>> Start Extracted entries

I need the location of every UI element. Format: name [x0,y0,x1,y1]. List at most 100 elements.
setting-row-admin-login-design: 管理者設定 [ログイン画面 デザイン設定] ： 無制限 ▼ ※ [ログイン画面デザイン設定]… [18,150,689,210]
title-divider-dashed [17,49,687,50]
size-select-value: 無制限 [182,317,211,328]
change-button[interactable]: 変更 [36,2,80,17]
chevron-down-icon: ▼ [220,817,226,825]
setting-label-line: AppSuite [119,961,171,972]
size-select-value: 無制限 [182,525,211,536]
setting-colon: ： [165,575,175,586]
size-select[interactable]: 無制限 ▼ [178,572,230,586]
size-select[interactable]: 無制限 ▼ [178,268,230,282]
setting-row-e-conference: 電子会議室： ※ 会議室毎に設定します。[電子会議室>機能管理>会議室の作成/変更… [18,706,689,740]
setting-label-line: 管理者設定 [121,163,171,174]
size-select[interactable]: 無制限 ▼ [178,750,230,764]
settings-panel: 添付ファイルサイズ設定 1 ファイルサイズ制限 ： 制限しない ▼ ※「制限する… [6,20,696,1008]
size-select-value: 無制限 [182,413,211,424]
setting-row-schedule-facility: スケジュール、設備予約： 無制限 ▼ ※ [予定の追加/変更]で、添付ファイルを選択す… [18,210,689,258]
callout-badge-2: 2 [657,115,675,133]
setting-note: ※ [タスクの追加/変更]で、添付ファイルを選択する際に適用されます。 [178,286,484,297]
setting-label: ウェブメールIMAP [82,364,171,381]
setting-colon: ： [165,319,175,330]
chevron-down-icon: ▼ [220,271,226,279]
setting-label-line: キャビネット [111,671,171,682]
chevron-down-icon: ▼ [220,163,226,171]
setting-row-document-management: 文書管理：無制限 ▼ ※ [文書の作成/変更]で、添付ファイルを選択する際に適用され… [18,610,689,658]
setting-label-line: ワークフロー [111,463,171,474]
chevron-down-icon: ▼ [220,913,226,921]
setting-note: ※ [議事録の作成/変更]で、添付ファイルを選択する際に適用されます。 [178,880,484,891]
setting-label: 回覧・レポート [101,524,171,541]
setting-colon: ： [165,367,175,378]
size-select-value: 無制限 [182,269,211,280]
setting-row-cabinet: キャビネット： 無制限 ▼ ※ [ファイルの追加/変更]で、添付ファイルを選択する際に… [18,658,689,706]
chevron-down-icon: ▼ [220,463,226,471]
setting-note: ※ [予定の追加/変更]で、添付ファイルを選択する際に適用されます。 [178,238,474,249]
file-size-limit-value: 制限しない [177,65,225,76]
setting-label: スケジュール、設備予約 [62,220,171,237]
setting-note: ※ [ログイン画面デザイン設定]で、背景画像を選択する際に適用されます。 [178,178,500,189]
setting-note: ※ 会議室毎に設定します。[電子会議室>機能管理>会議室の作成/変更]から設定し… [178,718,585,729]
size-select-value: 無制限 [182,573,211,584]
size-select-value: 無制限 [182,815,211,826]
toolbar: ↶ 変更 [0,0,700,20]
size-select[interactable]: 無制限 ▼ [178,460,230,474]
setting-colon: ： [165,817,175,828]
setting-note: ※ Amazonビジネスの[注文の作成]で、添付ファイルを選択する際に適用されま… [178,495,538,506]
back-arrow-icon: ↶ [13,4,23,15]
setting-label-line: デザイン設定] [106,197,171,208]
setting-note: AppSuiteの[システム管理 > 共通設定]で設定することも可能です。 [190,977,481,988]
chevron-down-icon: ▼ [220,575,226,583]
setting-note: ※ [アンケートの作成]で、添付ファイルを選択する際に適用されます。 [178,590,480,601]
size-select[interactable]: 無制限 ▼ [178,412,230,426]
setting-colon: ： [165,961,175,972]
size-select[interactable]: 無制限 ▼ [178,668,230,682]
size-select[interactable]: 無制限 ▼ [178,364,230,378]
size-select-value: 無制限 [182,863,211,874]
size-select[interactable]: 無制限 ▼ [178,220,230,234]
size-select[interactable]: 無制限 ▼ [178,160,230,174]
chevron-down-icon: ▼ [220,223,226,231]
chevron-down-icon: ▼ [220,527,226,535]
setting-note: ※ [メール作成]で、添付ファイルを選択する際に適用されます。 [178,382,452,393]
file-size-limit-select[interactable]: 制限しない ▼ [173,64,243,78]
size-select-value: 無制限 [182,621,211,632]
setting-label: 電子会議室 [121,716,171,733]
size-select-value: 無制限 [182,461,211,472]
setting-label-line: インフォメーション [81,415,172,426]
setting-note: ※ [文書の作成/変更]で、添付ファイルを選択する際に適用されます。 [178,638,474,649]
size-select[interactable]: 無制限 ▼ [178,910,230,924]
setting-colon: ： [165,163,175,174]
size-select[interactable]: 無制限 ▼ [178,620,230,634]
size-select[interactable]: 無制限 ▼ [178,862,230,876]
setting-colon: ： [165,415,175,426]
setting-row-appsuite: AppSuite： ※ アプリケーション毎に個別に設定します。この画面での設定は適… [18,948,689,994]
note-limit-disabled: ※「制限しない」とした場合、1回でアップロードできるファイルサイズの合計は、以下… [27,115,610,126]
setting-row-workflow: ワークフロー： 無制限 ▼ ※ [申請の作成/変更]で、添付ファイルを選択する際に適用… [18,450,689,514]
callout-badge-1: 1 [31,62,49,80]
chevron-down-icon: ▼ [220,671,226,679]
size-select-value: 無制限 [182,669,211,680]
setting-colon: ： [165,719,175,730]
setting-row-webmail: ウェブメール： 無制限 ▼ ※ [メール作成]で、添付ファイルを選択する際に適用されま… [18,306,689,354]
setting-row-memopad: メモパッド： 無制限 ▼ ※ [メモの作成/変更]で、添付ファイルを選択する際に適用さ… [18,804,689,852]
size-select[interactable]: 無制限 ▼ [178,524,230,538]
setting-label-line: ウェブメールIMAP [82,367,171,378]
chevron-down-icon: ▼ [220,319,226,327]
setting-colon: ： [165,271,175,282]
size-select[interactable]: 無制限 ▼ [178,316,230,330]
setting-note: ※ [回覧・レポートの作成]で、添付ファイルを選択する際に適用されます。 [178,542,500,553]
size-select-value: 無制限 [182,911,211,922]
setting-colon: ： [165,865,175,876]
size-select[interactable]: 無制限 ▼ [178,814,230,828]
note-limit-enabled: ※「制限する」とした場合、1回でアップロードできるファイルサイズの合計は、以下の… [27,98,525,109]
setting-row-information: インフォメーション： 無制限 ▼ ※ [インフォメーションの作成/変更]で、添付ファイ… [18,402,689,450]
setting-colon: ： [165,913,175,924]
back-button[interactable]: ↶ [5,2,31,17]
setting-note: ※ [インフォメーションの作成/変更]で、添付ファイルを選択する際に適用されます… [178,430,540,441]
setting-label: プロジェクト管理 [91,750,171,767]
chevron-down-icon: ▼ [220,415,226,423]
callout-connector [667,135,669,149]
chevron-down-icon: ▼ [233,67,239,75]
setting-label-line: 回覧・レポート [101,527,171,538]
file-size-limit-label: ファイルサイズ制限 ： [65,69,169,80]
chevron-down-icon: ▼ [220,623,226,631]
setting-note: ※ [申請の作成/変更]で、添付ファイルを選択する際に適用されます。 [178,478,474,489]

>> End Extracted entries

■ Short exercise
Arrange each line of the records above as a JSON list of strings, one string per line, with blank lines left out.

■ The answer
[
  "I need the location of every UI element. Format: name [x0,y0,x1,y1]. List at most 100 elements.",
  "setting-row-admin-login-design: 管理者設定 [ログイン画面 デザイン設定] ： 無制限 ▼ ※ [ログイン画面デザイン設定]… [18,150,689,210]",
  "title-divider-dashed [17,49,687,50]",
  "size-select-value: 無制限 [182,317,211,328]",
  "change-button[interactable]: 変更 [36,2,80,17]",
  "chevron-down-icon: ▼ [220,817,226,825]",
  "setting-label-line: AppSuite [119,961,171,972]",
  "size-select-value: 無制限 [182,525,211,536]",
  "setting-colon: ： [165,575,175,586]",
  "size-select[interactable]: 無制限 ▼ [178,572,230,586]",
  "size-select[interactable]: 無制限 ▼ [178,268,230,282]",
  "setting-row-e-conference: 電子会議室： ※ 会議室毎に設定します。[電子会議室>機能管理>会議室の作成/変更… [18,706,689,740]",
  "setting-label-line: 管理者設定 [121,163,171,174]",
  "size-select[interactable]: 無制限 ▼ [178,750,230,764]",
  "settings-panel: 添付ファイルサイズ設定 1 ファイルサイズ制限 ： 制限しない ▼ ※「制限する… [6,20,696,1008]",
  "size-select-value: 無制限 [182,413,211,424]",
  "setting-row-schedule-facility: スケジュール、設備予約： 無制限 ▼ ※ [予定の追加/変更]で、添付ファイルを選択す… [18,210,689,258]",
  "callout-badge-2: 2 [657,115,675,133]",
  "setting-note: ※ [タスクの追加/変更]で、添付ファイルを選択する際に適用されます。 [178,286,484,297]",
  "setting-label: ウェブメールIMAP [82,364,171,381]",
  "setting-colon: ： [165,319,175,330]",
  "chevron-down-icon: ▼ [220,271,226,279]",
  "setting-label-line: キャビネット [111,671,171,682]",
  "chevron-down-icon: ▼ [220,163,226,171]",
  "setting-row-document-management: 文書管理：無制限 ▼ ※ [文書の作成/変更]で、添付ファイルを選択する際に適用され… [18,610,689,658]",
  "setting-label-line: ワークフロー [111,463,171,474]",
  "chevron-down-icon: ▼ [220,913,226,921]",
  "setting-note: ※ [議事録の作成/変更]で、添付ファイルを選択する際に適用されます。 [178,880,484,891]",
  "setting-label: 回覧・レポート [101,524,171,541]",
  "setting-colon: ： [165,367,175,378]",
  "size-select-value: 無制限 [182,269,211,280]",
  "setting-row-cabinet: キャビネット： 無制限 ▼ ※ [ファイルの追加/変更]で、添付ファイルを選択する際に… [18,658,689,706]",
  "chevron-down-icon: ▼ [220,463,226,471]",
  "setting-note: ※ [予定の追加/変更]で、添付ファイルを選択する際に適用されます。 [178,238,474,249]",
  "file-size-limit-value: 制限しない [177,65,225,76]",
  "setting-label: スケジュール、設備予約 [62,220,171,237]",
  "setting-note: ※ [ログイン画面デザイン設定]で、背景画像を選択する際に適用されます。 [178,178,500,189]",
  "setting-note: ※ 会議室毎に設定します。[電子会議室>機能管理>会議室の作成/変更]から設定し… [178,718,585,729]",
  "size-select-value: 無制限 [182,573,211,584]",
  "size-select-value: 無制限 [182,815,211,826]",
  "toolbar: ↶ 変更 [0,0,700,20]",
  "size-select[interactable]: 無制限 ▼ [178,460,230,474]",
  "setting-colon: ： [165,817,175,828]",
  "setting-note: ※ Amazonビジネスの[注文の作成]で、添付ファイルを選択する際に適用されま… [178,495,538,506]",
  "back-arrow-icon: ↶ [13,4,23,15]",
  "setting-label-line: デザイン設定] [106,197,171,208]",
  "setting-note: AppSuiteの[システム管理 > 共通設定]で設定することも可能です。 [190,977,481,988]",
  "chevron-down-icon: ▼ [220,575,226,583]",
  "setting-note: ※ [アンケートの作成]で、添付ファイルを選択する際に適用されます。 [178,590,480,601]",
  "size-select[interactable]: 無制限 ▼ [178,412,230,426]",
  "setting-colon: ： [165,961,175,972]",
  "size-select[interactable]: 無制限 ▼ [178,668,230,682]",
  "size-select[interactable]: 無制限 ▼ [178,364,230,378]",
  "size-select-value: 無制限 [182,863,211,874]",
  "size-select[interactable]: 無制限 ▼ [178,220,230,234]",
  "size-select[interactable]: 無制限 ▼ [178,160,230,174]",
  "chevron-down-icon: ▼ [220,223,226,231]",
  "chevron-down-icon: ▼ [220,527,226,535]",
  "setting-note: ※ [メール作成]で、添付ファイルを選択する際に適用されます。 [178,382,452,393]",
  "file-size-limit-select[interactable]: 制限しない ▼ [173,64,243,78]",
  "size-select-value: 無制限 [182,621,211,632]",
  "setting-label: 電子会議室 [121,716,171,733]",
  "size-select-value: 無制限 [182,461,211,472]",
  "setting-label-line: インフォメーション [81,415,172,426]",
  "setting-note: ※ [文書の作成/変更]で、添付ファイルを選択する際に適用されます。 [178,638,474,649]",
  "size-select[interactable]: 無制限 ▼ [178,910,230,924]",
  "setting-colon: ： [165,163,175,174]",
  "size-select[interactable]: 無制限 ▼ [178,620,230,634]",
  "size-select[interactable]: 無制限 ▼ [178,862,230,876]",
  "setting-colon: ： [165,415,175,426]",
  "setting-row-appsuite: AppSuite： ※ アプリケーション毎に個別に設定します。この画面での設定は適… [18,948,689,994]",
  "note-limit-disabled: ※「制限しない」とした場合、1回でアップロードできるファイルサイズの合計は、以下… [27,115,610,126]",
  "setting-row-workflow: ワークフロー： 無制限 ▼ ※ [申請の作成/変更]で、添付ファイルを選択する際に適用… [18,450,689,514]",
  "callout-badge-1: 1 [31,62,49,80]",
  "chevron-down-icon: ▼ [220,671,226,679]",
  "size-select-value: 無制限 [182,669,211,680]",
  "setting-colon: ： [165,719,175,730]",
  "setting-row-webmail: ウェブメール： 無制限 ▼ ※ [メール作成]で、添付ファイルを選択する際に適用されま… [18,306,689,354]",
  "setting-row-memopad: メモパッド： 無制限 ▼ ※ [メモの作成/変更]で、添付ファイルを選択する際に適用さ… [18,804,689,852]",
  "size-select[interactable]: 無制限 ▼ [178,524,230,538]",
  "setting-label-line: ウェブメールIMAP [82,367,171,378]",
  "chevron-down-icon: ▼ [220,319,226,327]",
  "setting-colon: ： [165,271,175,282]",
  "size-select[interactable]: 無制限 ▼ [178,316,230,330]",
  "setting-note: ※ [回覧・レポートの作成]で、添付ファイルを選択する際に適用されます。 [178,542,500,553]",
  "size-select-value: 無制限 [182,911,211,922]",
  "setting-colon: ： [165,865,175,876]",
  "size-select[interactable]: 無制限 ▼ [178,814,230,828]",
  "note-limit-enabled: ※「制限する」とした場合、1回でアップロードできるファイルサイズの合計は、以下の… [27,98,525,109]",
  "setting-row-information: インフォメーション： 無制限 ▼ ※ [インフォメーションの作成/変更]で、添付ファイ… [18,402,689,450]",
  "setting-colon: ： [165,913,175,924]",
  "back-button[interactable]: ↶ [5,2,31,17]",
  "setting-note: ※ [インフォメーションの作成/変更]で、添付ファイルを選択する際に適用されます… [178,430,540,441]",
  "setting-label: プロジェクト管理 [91,750,171,767]",
  "chevron-down-icon: ▼ [220,415,226,423]",
  "callout-connector [667,135,669,149]",
  "chevron-down-icon: ▼ [233,67,239,75]",
  "setting-label-line: 回覧・レポート [101,527,171,538]",
  "file-size-limit-label: ファイルサイズ制限 ： [65,69,169,80]",
  "chevron-down-icon: ▼ [220,623,226,631]",
  "setting-note: ※ [申請の作成/変更]で、添付ファイルを選択する際に適用されます。 [178,478,474,489]"
]